→ УСЛОВИЕ ЗАДАЧИ: Напиши продолжение текста о японском периоде творчества Варвары Бубновой, начиная сразу после его последнего предложения.

→ ФРАГМЕНТ ТЕКСТА:
════════
В процессе творческого сотрудничества с японскими художниками Бубнова стала членом ряда объединений, сыгравшие большую роль в истории творческой гравюры[20]. С 1932 года Бубнова активно выставляется и получает признание как профессиональный художник, один из лучших среди современников[21]. Что было нетипично, так как она иностранка. Один из критиков писал, что ее произведения полны реалистических деталей, но при этом таят в себе некоторую загадочность, свежесть восприятия и энергичную манеру письма, не свойственную женщине[22]. В этот период Бубнова неоднократно публикует и свои размышления на тему японской художественной традиции.
Художественный язык Варвары Дмитриевны хоть и лишен явных цитат из произведений японских мастеров, тем не менее, демонстрирует их явное влияние. Как уже не раз отмечалось, ее работы «японского периода» можно назвать «пограничными», меж двух художественных традиций. Европейская традиция угадывается по колориту и по самому характеру изображения схожа с ее ранними работами. Восточная заключается в том, что
линия преобладает над плоскостью, а ряд композиционных решений, которые использовала Бубнова, можно найти в работах японских художников.
════════
→ СОХРАНЁННЫЕ ЗАПИСИ:
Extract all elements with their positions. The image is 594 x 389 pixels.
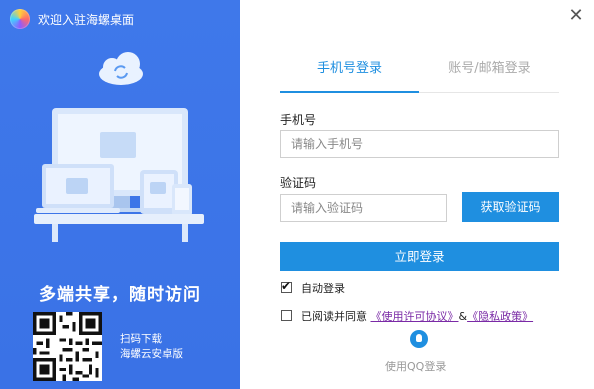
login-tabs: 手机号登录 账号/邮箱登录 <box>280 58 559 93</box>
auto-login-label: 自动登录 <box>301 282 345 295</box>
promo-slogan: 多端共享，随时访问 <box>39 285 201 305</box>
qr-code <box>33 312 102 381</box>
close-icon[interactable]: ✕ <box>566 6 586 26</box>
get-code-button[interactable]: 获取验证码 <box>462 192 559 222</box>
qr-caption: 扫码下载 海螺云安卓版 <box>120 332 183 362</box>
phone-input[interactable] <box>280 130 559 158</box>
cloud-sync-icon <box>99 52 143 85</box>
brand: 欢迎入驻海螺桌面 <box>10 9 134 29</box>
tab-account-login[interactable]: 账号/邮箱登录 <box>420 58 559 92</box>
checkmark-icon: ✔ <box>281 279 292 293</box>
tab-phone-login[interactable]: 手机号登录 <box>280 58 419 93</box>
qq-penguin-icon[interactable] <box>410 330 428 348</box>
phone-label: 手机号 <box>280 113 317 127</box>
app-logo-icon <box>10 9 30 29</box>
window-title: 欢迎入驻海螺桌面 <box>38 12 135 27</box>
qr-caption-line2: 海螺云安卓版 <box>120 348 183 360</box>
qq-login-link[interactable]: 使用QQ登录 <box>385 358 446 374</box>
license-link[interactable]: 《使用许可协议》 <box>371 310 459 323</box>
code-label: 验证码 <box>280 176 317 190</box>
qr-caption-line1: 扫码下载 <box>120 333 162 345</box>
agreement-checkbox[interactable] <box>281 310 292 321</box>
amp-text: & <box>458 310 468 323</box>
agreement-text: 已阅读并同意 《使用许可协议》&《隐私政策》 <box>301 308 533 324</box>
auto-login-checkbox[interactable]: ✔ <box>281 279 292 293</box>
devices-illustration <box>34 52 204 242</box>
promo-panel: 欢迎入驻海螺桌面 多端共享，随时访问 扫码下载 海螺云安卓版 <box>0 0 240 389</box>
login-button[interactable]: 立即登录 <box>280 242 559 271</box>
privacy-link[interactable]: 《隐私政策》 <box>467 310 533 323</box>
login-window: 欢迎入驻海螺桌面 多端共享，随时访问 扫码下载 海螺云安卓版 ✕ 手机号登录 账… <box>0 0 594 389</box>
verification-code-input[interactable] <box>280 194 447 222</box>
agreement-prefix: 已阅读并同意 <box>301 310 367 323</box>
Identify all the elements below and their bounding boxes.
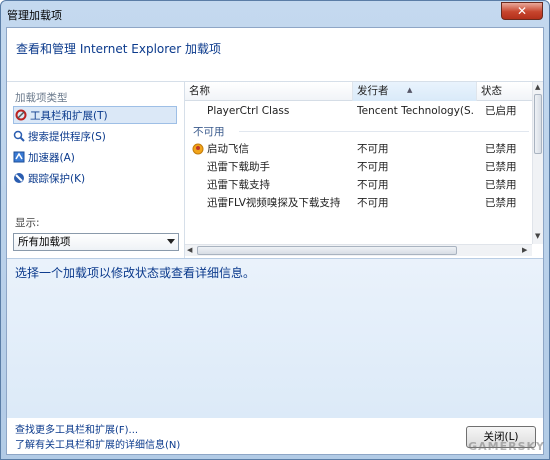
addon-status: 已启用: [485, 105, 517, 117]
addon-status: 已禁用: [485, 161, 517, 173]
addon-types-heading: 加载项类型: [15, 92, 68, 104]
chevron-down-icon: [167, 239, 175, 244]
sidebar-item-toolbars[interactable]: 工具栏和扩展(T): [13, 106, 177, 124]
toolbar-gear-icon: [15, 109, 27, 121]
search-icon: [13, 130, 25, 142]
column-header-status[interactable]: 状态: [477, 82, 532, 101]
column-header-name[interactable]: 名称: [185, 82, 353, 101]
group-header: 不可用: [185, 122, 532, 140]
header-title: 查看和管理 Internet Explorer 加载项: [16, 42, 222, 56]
════════
→ РЕШЁННОЕ ЗАДАНИЕ:
Это хорошо заметно в работе 1931 года «Поля под Фудзиямой», где изображен типичный для Японии пейзаж, но решенный в европейском стиле. Бубнова в полной мере пользуется своим багажом знаний, приобретенным в России. При этом и по сюжету и по композиционному построению работа уже перешагнула европейские принципы живописи и в полной мере отдалась наследию японских мастеров. Автолитографию Бубновой можно сравнить с произведением Кацусика Хокусая (葛飾 北斎;1760-1849) «Южный ветер. Ясный день (Красная Фудзи)» из серии «Тридцать шесть видов Фудзи» (1823-1831). Хокусай выработал характерный тип эпического японского пейзажа, которому русская художница в некоторой степени подражает. Японский мастер в этом цикле показывает национальный символ – гору Фудзи, впервые раскрыв образ родины и образ народа в их единстве. Именно это единство человека и природы передает в своем произведении Бубнова. И люди и пейзаж стилизованы, образуя некий символ Японии – труд и природа. Плоскость произведения поделена практически равномерно, показывая процесс труда и отдыха на полях перед горой Фудзи.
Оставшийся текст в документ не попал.